## [Task to complete]
The listing below is the input. Say how many of its lines contain "Company", giving the number alone.

## [Data]
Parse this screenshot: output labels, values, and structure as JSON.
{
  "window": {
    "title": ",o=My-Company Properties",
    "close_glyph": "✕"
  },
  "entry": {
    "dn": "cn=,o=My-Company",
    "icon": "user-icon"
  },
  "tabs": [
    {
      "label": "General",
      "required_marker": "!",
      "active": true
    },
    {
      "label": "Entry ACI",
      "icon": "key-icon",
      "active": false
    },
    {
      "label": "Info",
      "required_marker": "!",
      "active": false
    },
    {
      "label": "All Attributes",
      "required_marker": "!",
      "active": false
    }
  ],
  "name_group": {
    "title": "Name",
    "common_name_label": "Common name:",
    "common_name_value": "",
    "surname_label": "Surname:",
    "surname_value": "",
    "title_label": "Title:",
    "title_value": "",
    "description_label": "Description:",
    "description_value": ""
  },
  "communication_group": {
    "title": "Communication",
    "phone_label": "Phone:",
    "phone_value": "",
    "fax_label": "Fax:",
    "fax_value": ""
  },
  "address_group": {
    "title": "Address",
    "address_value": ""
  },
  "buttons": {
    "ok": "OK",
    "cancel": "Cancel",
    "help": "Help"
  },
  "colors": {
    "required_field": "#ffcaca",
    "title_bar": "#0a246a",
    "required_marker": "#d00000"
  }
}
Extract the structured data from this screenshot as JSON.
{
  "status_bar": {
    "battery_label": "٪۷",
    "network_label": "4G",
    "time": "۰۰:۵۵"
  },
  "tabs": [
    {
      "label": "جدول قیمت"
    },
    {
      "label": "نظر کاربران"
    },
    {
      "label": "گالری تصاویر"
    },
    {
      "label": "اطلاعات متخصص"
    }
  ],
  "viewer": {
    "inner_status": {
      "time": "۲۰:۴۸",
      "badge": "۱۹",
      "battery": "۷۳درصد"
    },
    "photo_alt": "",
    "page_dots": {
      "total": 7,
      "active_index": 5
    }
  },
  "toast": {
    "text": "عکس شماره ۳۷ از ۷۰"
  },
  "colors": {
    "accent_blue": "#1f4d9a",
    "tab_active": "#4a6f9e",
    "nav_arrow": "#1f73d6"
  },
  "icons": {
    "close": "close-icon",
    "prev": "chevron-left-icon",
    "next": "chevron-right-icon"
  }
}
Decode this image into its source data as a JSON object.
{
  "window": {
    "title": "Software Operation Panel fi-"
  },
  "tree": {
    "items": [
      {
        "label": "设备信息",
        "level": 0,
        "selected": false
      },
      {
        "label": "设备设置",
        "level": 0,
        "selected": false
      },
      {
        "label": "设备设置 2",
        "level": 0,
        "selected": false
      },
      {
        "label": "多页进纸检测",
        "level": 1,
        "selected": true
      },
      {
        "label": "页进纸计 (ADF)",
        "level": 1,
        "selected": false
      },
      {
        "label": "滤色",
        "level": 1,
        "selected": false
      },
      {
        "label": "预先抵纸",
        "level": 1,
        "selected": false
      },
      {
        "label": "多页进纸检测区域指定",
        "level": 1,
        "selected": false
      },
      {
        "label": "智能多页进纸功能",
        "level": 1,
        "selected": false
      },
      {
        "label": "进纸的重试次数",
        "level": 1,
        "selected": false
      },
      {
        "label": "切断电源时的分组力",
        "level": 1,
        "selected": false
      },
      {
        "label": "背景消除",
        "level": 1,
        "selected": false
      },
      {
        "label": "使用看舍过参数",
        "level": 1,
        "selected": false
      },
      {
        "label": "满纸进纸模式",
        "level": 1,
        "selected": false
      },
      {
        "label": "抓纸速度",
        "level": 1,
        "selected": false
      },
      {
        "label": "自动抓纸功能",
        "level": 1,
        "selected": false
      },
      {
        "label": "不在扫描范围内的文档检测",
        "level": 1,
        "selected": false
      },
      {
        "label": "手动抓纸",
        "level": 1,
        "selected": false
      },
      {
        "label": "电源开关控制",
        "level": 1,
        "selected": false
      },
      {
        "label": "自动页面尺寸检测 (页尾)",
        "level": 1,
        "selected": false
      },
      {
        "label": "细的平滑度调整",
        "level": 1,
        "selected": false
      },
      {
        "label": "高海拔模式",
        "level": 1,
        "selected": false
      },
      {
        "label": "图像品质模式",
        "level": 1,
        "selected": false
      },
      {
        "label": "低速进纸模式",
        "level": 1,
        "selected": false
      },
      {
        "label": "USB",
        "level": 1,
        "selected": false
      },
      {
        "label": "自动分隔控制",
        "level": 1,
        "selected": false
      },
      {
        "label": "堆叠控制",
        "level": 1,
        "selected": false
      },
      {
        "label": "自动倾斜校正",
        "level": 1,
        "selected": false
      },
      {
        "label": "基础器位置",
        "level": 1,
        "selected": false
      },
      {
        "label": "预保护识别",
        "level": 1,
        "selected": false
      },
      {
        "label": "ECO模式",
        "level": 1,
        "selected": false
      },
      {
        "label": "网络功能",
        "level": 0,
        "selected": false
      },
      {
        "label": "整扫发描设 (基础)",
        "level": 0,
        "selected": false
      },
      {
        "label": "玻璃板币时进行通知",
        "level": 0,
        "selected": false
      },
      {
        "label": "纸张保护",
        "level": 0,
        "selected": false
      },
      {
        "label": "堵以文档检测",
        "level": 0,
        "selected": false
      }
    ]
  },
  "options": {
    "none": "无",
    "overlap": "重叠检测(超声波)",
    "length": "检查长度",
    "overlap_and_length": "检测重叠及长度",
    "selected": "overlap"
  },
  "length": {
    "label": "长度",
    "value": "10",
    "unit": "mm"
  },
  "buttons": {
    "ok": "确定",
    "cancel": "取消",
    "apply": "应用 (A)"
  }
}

## [Exercise answer]
2